■ **Material for the task**
— BEGIN —

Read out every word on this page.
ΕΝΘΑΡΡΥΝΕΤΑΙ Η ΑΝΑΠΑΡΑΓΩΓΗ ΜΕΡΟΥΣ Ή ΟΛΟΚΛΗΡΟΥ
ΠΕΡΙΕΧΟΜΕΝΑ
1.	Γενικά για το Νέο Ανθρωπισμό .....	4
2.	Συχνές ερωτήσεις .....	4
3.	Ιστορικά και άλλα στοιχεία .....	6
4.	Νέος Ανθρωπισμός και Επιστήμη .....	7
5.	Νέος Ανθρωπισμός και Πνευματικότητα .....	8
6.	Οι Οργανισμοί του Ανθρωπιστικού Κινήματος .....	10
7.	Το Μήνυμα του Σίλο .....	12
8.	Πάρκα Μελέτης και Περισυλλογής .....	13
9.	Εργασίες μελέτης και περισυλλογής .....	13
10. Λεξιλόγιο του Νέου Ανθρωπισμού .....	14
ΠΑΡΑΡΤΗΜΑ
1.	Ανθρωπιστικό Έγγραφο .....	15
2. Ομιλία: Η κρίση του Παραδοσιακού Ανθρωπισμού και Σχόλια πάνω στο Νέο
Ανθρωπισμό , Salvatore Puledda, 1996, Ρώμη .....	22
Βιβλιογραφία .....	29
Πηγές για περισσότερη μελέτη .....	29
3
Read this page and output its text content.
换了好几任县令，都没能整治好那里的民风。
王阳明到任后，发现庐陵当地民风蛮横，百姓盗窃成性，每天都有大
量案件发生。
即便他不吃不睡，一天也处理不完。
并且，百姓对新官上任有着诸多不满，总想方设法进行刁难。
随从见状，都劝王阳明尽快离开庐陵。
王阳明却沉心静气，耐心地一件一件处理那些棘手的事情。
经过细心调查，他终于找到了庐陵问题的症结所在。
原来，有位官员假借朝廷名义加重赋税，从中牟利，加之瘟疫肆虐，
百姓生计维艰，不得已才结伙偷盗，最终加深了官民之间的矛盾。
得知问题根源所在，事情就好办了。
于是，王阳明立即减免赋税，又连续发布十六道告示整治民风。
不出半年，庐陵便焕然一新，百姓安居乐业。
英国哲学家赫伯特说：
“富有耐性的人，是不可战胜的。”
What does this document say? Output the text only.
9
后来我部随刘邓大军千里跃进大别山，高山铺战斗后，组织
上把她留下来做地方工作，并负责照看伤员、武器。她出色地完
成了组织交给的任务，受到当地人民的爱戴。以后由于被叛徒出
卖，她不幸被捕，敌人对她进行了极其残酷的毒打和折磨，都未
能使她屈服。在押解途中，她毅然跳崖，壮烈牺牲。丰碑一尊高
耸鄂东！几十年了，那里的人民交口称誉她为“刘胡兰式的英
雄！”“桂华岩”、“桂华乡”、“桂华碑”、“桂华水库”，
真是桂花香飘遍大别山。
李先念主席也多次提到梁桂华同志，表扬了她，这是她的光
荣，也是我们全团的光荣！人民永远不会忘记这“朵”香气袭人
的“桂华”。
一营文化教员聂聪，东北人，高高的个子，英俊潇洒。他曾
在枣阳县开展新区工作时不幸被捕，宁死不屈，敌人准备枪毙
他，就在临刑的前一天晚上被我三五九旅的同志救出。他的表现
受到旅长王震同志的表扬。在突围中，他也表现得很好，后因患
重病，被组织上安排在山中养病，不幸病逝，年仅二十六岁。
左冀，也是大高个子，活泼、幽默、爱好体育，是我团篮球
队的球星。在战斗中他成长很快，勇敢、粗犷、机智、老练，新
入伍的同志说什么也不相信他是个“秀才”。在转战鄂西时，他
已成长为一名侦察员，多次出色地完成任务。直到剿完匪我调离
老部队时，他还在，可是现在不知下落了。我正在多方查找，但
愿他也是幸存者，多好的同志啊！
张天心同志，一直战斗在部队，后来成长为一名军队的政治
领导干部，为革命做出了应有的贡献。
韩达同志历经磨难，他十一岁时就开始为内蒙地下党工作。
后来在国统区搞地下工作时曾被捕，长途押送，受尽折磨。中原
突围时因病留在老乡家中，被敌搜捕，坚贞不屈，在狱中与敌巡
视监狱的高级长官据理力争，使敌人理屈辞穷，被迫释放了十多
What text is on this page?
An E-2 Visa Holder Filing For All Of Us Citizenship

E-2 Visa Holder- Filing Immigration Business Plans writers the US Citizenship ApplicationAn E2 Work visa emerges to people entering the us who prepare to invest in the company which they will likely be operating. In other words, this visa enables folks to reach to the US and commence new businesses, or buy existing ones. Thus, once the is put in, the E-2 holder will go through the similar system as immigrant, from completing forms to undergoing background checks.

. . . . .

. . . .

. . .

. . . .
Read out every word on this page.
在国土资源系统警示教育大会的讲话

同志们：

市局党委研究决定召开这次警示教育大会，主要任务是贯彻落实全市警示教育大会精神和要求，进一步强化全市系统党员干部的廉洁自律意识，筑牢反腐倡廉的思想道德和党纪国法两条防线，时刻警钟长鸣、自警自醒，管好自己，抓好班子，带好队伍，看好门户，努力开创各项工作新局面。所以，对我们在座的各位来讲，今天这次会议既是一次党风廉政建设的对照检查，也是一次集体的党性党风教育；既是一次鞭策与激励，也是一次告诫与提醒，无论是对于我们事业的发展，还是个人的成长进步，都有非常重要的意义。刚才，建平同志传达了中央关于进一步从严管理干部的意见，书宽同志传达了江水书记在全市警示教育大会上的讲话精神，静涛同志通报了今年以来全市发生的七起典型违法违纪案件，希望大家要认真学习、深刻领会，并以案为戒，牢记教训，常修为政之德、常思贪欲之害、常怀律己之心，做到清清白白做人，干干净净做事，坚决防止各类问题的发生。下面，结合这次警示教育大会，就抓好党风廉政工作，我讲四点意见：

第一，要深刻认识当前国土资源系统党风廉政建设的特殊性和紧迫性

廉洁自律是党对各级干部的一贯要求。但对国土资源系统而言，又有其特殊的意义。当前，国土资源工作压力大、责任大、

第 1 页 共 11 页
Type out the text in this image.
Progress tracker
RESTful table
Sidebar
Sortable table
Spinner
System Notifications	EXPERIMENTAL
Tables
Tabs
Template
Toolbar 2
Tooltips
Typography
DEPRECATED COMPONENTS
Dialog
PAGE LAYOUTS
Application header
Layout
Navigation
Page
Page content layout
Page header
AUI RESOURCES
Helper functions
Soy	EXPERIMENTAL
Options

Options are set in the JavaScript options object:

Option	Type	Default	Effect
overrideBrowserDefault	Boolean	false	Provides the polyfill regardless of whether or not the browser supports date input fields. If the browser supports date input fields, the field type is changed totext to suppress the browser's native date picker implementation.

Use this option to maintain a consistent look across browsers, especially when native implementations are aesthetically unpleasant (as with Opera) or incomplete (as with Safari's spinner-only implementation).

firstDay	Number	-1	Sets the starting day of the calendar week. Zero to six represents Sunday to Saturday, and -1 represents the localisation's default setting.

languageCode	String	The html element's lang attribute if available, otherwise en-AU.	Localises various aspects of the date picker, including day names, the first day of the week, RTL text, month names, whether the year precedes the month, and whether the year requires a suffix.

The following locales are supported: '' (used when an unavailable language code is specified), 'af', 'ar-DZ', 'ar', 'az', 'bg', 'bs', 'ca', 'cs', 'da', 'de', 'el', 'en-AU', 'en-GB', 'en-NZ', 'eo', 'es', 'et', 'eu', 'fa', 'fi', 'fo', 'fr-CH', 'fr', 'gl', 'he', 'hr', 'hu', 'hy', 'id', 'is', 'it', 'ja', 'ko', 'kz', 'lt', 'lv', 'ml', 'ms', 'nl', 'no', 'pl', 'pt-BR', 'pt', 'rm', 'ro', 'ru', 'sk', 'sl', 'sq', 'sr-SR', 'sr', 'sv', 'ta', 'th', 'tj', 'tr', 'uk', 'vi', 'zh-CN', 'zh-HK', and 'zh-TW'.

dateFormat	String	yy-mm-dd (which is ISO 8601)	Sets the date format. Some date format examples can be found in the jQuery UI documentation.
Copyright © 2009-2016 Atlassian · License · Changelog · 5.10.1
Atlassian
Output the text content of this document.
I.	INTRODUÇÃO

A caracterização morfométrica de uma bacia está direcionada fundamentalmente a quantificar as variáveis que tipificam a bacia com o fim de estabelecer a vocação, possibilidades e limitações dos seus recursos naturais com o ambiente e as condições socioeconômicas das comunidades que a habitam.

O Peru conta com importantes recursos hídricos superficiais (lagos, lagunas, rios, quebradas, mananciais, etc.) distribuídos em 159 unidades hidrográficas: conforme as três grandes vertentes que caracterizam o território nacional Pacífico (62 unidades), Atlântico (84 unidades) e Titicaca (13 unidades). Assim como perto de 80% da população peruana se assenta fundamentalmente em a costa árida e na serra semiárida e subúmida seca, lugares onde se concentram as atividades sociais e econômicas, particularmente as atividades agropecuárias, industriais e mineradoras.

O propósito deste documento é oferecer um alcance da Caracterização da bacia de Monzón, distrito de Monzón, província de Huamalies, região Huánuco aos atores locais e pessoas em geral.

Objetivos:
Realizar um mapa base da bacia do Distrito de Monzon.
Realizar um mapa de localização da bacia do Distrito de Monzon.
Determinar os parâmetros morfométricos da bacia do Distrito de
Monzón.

— END —

■ **Problem details**
Tell how many lines in the material above include the word "Ανθρωπισμός", giving the number only.

■ **Output for this task**
2